Exercise brief - Output the full listing below exactly as it reads, and skip anything that is a picture.

Data entries:
---+---
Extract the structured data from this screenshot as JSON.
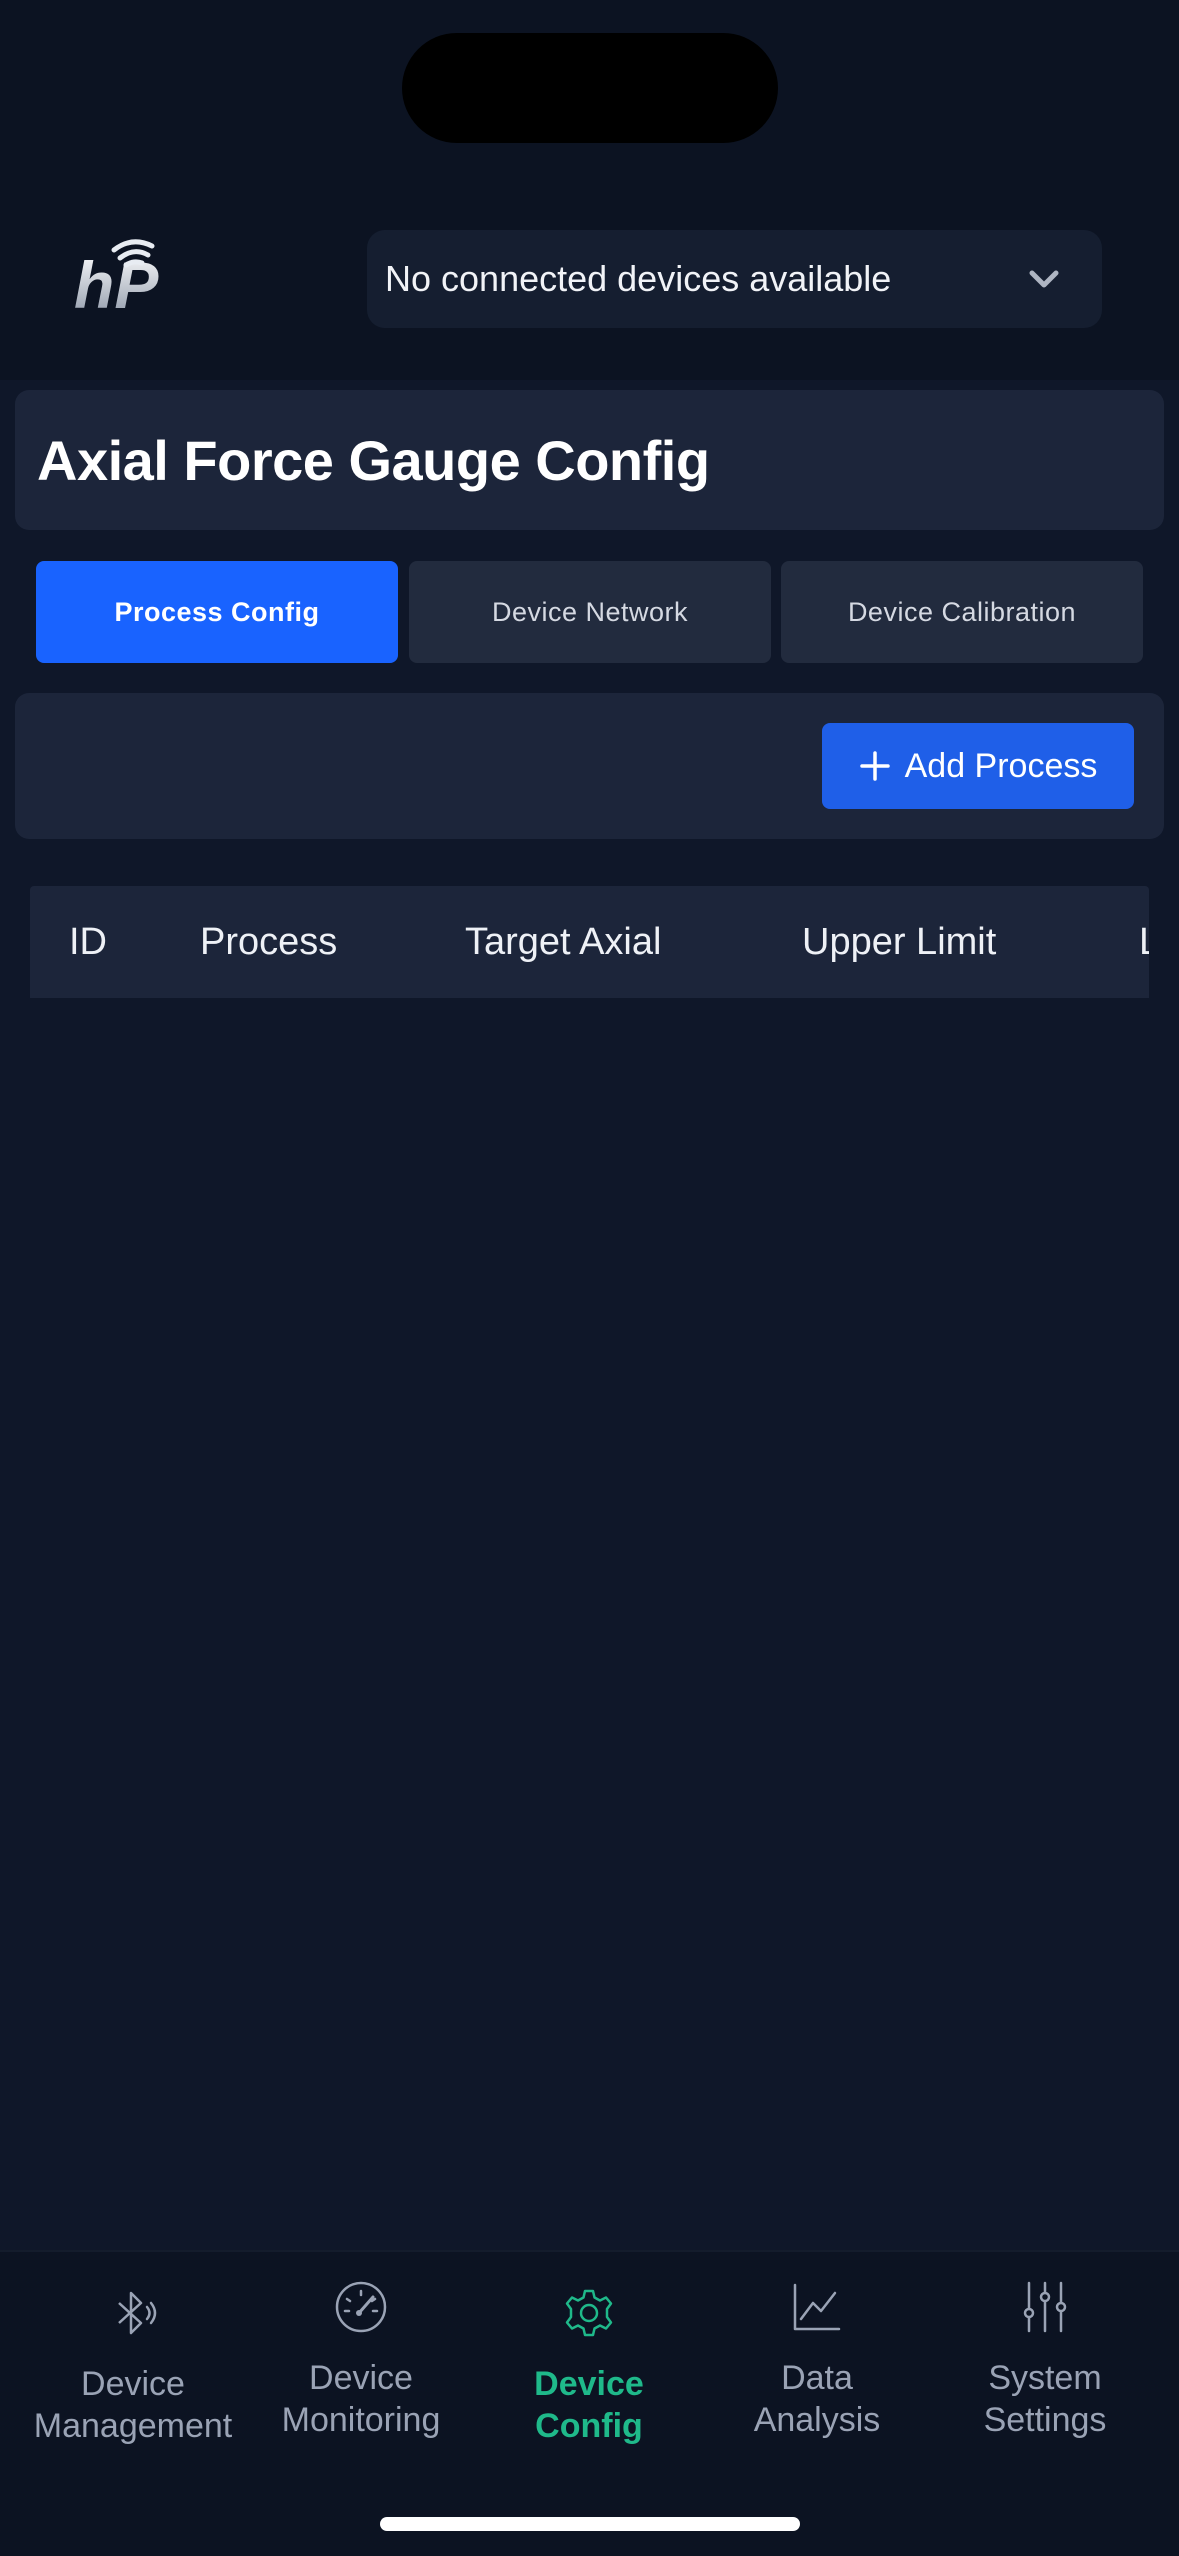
{
  "header": {
    "logo_text": "hP",
    "device_select": {
      "value": "No connected devices available"
    }
  },
  "page": {
    "title": "Axial Force Gauge Config"
  },
  "tabs": [
    {
      "label": "Process Config",
      "active": true
    },
    {
      "label": "Device Network",
      "active": false
    },
    {
      "label": "Device Calibration",
      "active": false
    }
  ],
  "actions": {
    "add_process_label": "Add Process"
  },
  "table": {
    "columns": [
      "ID",
      "Process",
      "Target Axial",
      "Upper Limit",
      "L"
    ]
  },
  "nav": [
    {
      "line1": "Device",
      "line2": "Management",
      "icon": "bluetooth-icon",
      "active": false
    },
    {
      "line1": "Device",
      "line2": "Monitoring",
      "icon": "gauge-icon",
      "active": false
    },
    {
      "line1": "Device",
      "line2": "Config",
      "icon": "gear-icon",
      "active": true
    },
    {
      "line1": "Data",
      "line2": "Analysis",
      "icon": "line-chart-icon",
      "active": false
    },
    {
      "line1": "System",
      "line2": "Settings",
      "icon": "sliders-icon",
      "active": false
    }
  ],
  "colors": {
    "background": "#0f1729",
    "card": "#1c253a",
    "accent_blue": "#1963ff",
    "active_nav": "#1fb98a"
  }
}
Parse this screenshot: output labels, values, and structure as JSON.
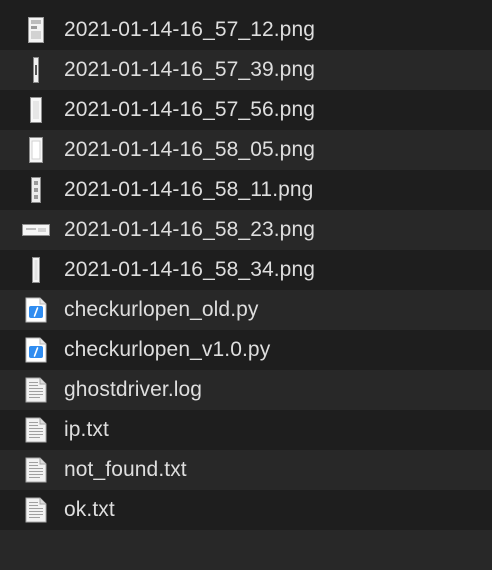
---+---
Final result -
Extract the structured data from this screenshot as JSON.
{
  "header": {
    "logo_text": "hP",
    "device_select": {
      "value": "No connected devices available"
    }
  },
  "page": {
    "title": "Axial Force Gauge Config"
  },
  "tabs": [
    {
      "label": "Process Config",
      "active": true
    },
    {
      "label": "Device Network",
      "active": false
    },
    {
      "label": "Device Calibration",
      "active": false
    }
  ],
  "actions": {
    "add_process_label": "Add Process"
  },
  "table": {
    "columns": [
      "ID",
      "Process",
      "Target Axial",
      "Upper Limit",
      "L"
    ]
  },
  "nav": [
    {
      "line1": "Device",
      "line2": "Management",
      "icon": "bluetooth-icon",
      "active": false
    },
    {
      "line1": "Device",
      "line2": "Monitoring",
      "icon": "gauge-icon",
      "active": false
    },
    {
      "line1": "Device",
      "line2": "Config",
      "icon": "gear-icon",
      "active": true
    },
    {
      "line1": "Data",
      "line2": "Analysis",
      "icon": "line-chart-icon",
      "active": false
    },
    {
      "line1": "System",
      "line2": "Settings",
      "icon": "sliders-icon",
      "active": false
    }
  ],
  "colors": {
    "background": "#0f1729",
    "card": "#1c253a",
    "accent_blue": "#1963ff",
    "active_nav": "#1fb98a"
  }
}
Parse this screenshot: output labels, values, and structure as JSON.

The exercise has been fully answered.